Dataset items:
-- -- --

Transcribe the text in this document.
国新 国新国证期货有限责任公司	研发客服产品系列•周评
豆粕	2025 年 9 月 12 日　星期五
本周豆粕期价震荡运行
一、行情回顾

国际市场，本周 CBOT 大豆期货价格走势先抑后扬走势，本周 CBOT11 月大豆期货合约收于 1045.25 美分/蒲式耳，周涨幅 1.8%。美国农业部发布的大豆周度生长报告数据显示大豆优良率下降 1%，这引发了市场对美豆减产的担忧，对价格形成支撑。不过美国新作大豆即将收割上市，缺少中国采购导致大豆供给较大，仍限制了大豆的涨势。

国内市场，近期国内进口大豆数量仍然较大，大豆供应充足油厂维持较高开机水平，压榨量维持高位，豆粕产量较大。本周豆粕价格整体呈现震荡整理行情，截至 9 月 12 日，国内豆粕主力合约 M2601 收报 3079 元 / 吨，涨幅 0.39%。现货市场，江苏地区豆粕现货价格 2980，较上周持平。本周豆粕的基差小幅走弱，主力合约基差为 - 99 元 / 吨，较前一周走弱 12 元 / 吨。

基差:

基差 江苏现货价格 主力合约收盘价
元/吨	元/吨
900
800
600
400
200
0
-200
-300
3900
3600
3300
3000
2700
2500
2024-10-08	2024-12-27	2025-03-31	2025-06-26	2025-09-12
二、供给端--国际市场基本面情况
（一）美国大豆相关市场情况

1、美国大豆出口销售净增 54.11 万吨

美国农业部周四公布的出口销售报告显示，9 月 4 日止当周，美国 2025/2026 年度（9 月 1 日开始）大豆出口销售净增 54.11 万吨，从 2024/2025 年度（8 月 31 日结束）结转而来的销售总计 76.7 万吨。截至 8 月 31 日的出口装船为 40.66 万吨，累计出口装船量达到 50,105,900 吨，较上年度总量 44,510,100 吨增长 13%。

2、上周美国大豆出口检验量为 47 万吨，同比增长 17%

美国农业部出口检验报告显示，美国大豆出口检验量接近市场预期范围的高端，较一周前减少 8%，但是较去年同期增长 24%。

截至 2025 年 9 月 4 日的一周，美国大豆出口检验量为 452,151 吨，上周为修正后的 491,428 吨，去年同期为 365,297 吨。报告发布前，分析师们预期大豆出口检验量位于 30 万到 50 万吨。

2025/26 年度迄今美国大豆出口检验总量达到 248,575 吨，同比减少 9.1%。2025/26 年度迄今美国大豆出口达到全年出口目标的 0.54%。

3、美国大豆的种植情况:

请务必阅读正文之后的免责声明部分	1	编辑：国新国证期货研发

-- -- --

> [Requirements]: Write out all of the records above exactly as they appear.

> [Full answer]:
Transcribe the text in this document.
国新 国新国证期货有限责任公司	研发客服产品系列•周评
豆粕	2025 年 9 月 12 日　星期五
本周豆粕期价震荡运行
一、行情回顾

国际市场，本周 CBOT 大豆期货价格走势先抑后扬走势，本周 CBOT11 月大豆期货合约收于 1045.25 美分/蒲式耳，周涨幅 1.8%。美国农业部发布的大豆周度生长报告数据显示大豆优良率下降 1%，这引发了市场对美豆减产的担忧，对价格形成支撑。不过美国新作大豆即将收割上市，缺少中国采购导致大豆供给较大，仍限制了大豆的涨势。

国内市场，近期国内进口大豆数量仍然较大，大豆供应充足油厂维持较高开机水平，压榨量维持高位，豆粕产量较大。本周豆粕价格整体呈现震荡整理行情，截至 9 月 12 日，国内豆粕主力合约 M2601 收报 3079 元 / 吨，涨幅 0.39%。现货市场，江苏地区豆粕现货价格 2980，较上周持平。本周豆粕的基差小幅走弱，主力合约基差为 - 99 元 / 吨，较前一周走弱 12 元 / 吨。

基差:

基差 江苏现货价格 主力合约收盘价
元/吨	元/吨
900
800
600
400
200
0
-200
-300
3900
3600
3300
3000
2700
2500
2024-10-08	2024-12-27	2025-03-31	2025-06-26	2025-09-12
二、供给端--国际市场基本面情况
（一）美国大豆相关市场情况

1、美国大豆出口销售净增 54.11 万吨

美国农业部周四公布的出口销售报告显示，9 月 4 日止当周，美国 2025/2026 年度（9 月 1 日开始）大豆出口销售净增 54.11 万吨，从 2024/2025 年度（8 月 31 日结束）结转而来的销售总计 76.7 万吨。截至 8 月 31 日的出口装船为 40.66 万吨，累计出口装船量达到 50,105,900 吨，较上年度总量 44,510,100 吨增长 13%。

2、上周美国大豆出口检验量为 47 万吨，同比增长 17%

美国农业部出口检验报告显示，美国大豆出口检验量接近市场预期范围的高端，较一周前减少 8%，但是较去年同期增长 24%。

截至 2025 年 9 月 4 日的一周，美国大豆出口检验量为 452,151 吨，上周为修正后的 491,428 吨，去年同期为 365,297 吨。报告发布前，分析师们预期大豆出口检验量位于 30 万到 50 万吨。

2025/26 年度迄今美国大豆出口检验总量达到 248,575 吨，同比减少 9.1%。2025/26 年度迄今美国大豆出口达到全年出口目标的 0.54%。

3、美国大豆的种植情况:

请务必阅读正文之后的免责声明部分	1	编辑：国新国证期货研发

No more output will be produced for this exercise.